The whole idea of using the mnesia database is to process the messages reliably in the case of ejabberd server crash.
To achieve this we use a pid field in the record of every message. There is a pid field for every message record that contains the pid of the process that is processing this message. Initially it is undefined(When the message arrives at the filter_packet hook) but after when the message processing method is spawned it updates the pid in the record in the mnesia database.
So if the server crashes on reboot in the modules start method all the messages are iterated and checked if the pid is alive(is_process_alive), if not alive then spawn the processing method on the message which will update with the new process pid, process the message and delte once done.
Drawbacks
The drawback of this method is that even if a message has to be delivered far in the future(next month or next year) still a process is running for this message and there are as many processes running as there as many messages.
Approach 3:
To over come the drawbacks of Approach 2, scan the database every hour and accumulate the messages that has to be delivered only for the next hour and process it.
The drawback with this approach is that the database is scanned every hour that might impact performance.
Approach 4:
To over come the performance of Approach 3, we can create tables for every year_month and spawn the message processing function only on the current months table.

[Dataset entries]

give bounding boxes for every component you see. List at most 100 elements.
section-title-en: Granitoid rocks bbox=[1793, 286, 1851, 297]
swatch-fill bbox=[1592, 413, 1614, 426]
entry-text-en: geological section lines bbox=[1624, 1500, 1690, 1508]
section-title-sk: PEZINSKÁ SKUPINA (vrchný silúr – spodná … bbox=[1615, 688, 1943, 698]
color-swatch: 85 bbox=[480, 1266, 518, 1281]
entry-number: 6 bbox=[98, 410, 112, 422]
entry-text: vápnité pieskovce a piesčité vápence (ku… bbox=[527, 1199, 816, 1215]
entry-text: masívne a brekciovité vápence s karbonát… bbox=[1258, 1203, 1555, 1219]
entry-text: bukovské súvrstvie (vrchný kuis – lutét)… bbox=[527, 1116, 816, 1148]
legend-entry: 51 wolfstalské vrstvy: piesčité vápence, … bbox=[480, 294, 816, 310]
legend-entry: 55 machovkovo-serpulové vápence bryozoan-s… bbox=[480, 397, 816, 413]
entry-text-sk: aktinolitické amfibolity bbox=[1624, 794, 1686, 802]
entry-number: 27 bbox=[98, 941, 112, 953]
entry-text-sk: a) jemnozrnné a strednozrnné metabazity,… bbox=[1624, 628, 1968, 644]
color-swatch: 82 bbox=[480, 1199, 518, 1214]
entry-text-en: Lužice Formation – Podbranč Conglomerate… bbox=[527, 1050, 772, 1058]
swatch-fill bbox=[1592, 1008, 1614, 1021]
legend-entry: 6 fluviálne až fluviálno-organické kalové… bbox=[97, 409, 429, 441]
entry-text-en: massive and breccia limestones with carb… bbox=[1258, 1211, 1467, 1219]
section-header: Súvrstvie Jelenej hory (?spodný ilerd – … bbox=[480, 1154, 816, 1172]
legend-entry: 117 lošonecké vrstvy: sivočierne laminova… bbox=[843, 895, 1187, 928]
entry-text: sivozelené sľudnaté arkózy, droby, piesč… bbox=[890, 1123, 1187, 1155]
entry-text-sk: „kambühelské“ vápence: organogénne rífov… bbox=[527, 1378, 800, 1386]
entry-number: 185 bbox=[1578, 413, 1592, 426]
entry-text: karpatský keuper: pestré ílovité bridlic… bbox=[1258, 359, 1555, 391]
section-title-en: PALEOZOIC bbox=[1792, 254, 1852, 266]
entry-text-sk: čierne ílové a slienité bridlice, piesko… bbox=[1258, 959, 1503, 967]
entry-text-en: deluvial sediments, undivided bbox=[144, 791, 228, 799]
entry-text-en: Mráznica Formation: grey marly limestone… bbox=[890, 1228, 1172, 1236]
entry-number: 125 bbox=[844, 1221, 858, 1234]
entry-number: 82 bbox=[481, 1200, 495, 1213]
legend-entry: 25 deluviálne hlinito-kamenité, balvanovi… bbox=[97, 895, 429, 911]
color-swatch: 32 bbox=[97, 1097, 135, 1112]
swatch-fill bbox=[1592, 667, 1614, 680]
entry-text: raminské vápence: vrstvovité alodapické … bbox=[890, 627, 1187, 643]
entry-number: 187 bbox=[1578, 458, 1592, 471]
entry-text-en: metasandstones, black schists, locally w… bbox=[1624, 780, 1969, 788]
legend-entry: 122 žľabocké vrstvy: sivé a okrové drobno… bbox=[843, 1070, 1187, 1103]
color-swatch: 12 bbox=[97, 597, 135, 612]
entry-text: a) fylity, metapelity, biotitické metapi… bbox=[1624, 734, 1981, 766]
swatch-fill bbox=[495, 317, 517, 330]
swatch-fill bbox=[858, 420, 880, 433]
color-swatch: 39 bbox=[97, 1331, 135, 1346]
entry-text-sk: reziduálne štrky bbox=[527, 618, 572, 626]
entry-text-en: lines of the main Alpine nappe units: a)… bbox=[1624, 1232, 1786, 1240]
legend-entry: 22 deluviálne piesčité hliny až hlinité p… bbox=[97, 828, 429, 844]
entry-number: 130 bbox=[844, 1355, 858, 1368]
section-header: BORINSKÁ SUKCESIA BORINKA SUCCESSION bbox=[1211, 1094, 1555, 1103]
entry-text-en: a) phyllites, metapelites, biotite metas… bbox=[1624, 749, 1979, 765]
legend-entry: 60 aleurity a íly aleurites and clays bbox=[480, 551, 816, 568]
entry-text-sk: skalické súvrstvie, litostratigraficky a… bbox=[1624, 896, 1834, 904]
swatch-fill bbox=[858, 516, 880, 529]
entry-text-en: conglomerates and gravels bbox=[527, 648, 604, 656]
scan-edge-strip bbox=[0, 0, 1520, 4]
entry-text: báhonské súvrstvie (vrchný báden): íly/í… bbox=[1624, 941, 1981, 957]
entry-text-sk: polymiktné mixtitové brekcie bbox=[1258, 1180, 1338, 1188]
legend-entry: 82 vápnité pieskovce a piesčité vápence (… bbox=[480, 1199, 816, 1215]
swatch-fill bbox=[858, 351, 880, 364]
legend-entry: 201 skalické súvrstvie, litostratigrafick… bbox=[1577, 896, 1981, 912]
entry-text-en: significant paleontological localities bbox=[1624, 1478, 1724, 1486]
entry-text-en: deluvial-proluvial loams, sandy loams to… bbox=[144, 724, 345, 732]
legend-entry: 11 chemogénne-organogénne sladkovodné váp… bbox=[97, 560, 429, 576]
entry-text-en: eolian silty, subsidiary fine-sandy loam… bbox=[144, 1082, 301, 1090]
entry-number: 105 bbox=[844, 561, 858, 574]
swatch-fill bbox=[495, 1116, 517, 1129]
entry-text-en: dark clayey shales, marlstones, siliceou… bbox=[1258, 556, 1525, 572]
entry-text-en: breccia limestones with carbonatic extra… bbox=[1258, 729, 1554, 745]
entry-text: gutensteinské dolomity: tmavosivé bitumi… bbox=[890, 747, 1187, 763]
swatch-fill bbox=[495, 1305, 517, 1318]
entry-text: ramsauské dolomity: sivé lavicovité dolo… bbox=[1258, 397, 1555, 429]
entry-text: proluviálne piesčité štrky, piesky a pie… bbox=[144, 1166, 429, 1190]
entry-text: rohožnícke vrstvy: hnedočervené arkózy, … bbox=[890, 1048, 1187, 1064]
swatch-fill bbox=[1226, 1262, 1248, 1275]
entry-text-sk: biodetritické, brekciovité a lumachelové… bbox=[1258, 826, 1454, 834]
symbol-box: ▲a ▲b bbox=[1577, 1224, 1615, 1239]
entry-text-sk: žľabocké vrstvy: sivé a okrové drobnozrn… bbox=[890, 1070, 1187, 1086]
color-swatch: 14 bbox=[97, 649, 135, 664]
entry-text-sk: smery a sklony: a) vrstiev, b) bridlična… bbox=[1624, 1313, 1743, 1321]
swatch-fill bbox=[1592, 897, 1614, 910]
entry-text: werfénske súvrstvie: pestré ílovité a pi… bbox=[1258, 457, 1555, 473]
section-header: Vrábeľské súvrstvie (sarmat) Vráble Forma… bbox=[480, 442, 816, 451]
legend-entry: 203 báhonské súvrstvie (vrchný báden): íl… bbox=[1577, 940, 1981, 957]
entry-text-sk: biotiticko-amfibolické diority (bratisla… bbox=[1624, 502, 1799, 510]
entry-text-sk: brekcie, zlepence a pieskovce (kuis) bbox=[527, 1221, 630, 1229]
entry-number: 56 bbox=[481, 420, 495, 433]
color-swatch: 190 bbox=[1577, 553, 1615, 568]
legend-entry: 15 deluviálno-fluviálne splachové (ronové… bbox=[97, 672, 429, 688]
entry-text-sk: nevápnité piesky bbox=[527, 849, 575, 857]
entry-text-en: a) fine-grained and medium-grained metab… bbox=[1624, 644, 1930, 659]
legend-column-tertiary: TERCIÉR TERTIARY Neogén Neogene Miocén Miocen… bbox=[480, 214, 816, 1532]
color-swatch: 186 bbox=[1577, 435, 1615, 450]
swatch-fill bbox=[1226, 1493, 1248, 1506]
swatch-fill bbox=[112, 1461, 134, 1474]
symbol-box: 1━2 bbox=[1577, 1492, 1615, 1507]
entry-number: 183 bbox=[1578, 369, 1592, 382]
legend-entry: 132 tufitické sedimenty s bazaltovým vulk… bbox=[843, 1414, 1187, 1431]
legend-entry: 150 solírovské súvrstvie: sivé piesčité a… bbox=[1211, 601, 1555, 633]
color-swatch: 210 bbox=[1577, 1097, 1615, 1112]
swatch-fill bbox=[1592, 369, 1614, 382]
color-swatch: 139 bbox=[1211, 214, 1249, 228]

#### [What you need to do]
In the ejabberd excerpt, what does Approach 4 create tables for? Rely only on the ejabberd excerpt, not on the data.

#### [Output of the exercise]
It creates a table for every year_month.